Records provided
______
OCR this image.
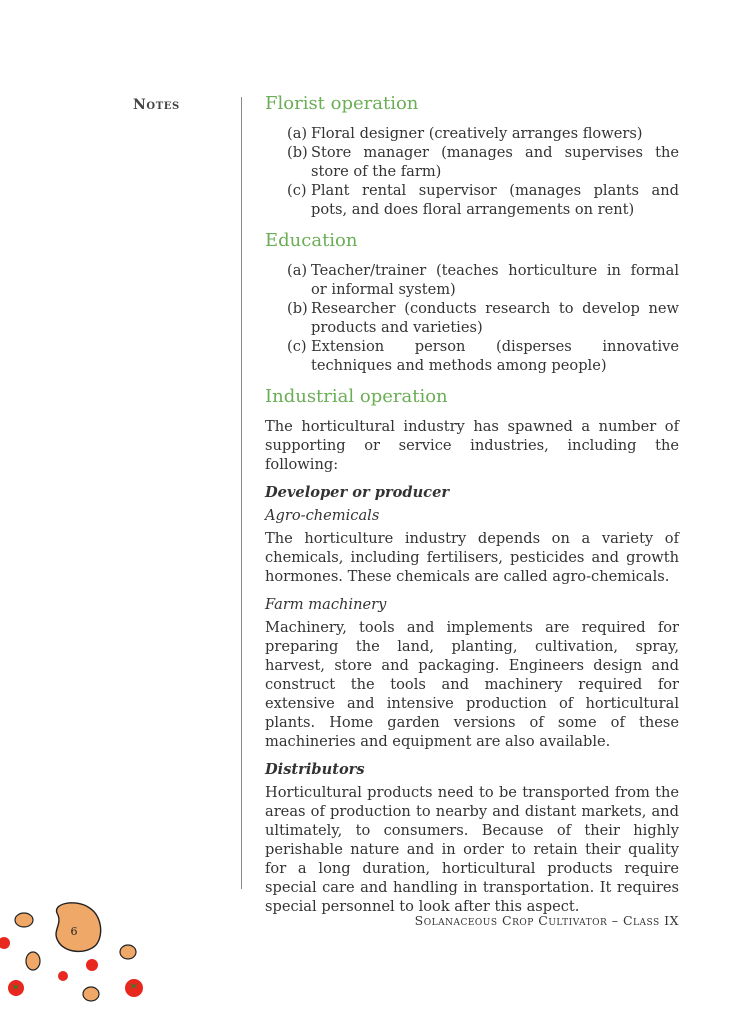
Notes	Florist operation
(a) Floral designer (creatively arranges flowers)
(b) Store manager (manages and supervises the store of the farm)
(c) Plant rental supervisor (manages plants and pots, and does floral arrangements on rent)
Education
(a) Teacher/trainer (teaches horticulture in formal or informal system)
(b) Researcher (conducts research to develop new products and varieties)
(c) Extension person (disperses innovative techniques and methods among people)
Industrial operation

The horticultural industry has spawned a number of supporting or service industries, including the following:

Developer or producer
Agro-chemicals

The horticulture industry depends on a variety of chemicals, including fertilisers, pesticides and growth hormones. These chemicals are called agro-chemicals.

Farm machinery

Machinery, tools and implements are required for preparing the land, planting, cultivation, spray, harvest, store and packaging. Engineers design and construct the tools and machinery required for extensive and intensive production of horticultural plants. Home garden versions of some of these machineries and equipment are also available.

Distributors

Horticultural products need to be transported from the areas of production to nearby and distant markets, and ultimately, to consumers. Because of their highly perishable nature and in order to retain their quality for a long duration, horticultural products require special care and handling in transportation. It requires special personnel to look after this aspect.

Solanaceous Crop Cultivator – Class IX
6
______
Repeat the material exactly as it reads, without any of its pictures.

OCR this image.
Notes	Florist operation
(a) Floral designer (creatively arranges flowers)
(b) Store manager (manages and supervises the store of the farm)
(c) Plant rental supervisor (manages plants and pots, and does floral arrangements on rent)
Education
(a) Teacher/trainer (teaches horticulture in formal or informal system)
(b) Researcher (conducts research to develop new products and varieties)
(c) Extension person (disperses innovative techniques and methods among people)
Industrial operation

The horticultural industry has spawned a number of supporting or service industries, including the following:

Developer or producer
Agro-chemicals

The horticulture industry depends on a variety of chemicals, including fertilisers, pesticides and growth hormones. These chemicals are called agro-chemicals.

Farm machinery

Machinery, tools and implements are required for preparing the land, planting, cultivation, spray, harvest, store and packaging. Engineers design and construct the tools and machinery required for extensive and intensive production of horticultural plants. Home garden versions of some of these machineries and equipment are also available.

Distributors

Horticultural products need to be transported from the areas of production to nearby and distant markets, and ultimately, to consumers. Because of their highly perishable nature and in order to retain their quality for a long duration, horticultural products require special care and handling in transportation. It requires special personnel to look after this aspect.

Solanaceous Crop Cultivator – Class IX
6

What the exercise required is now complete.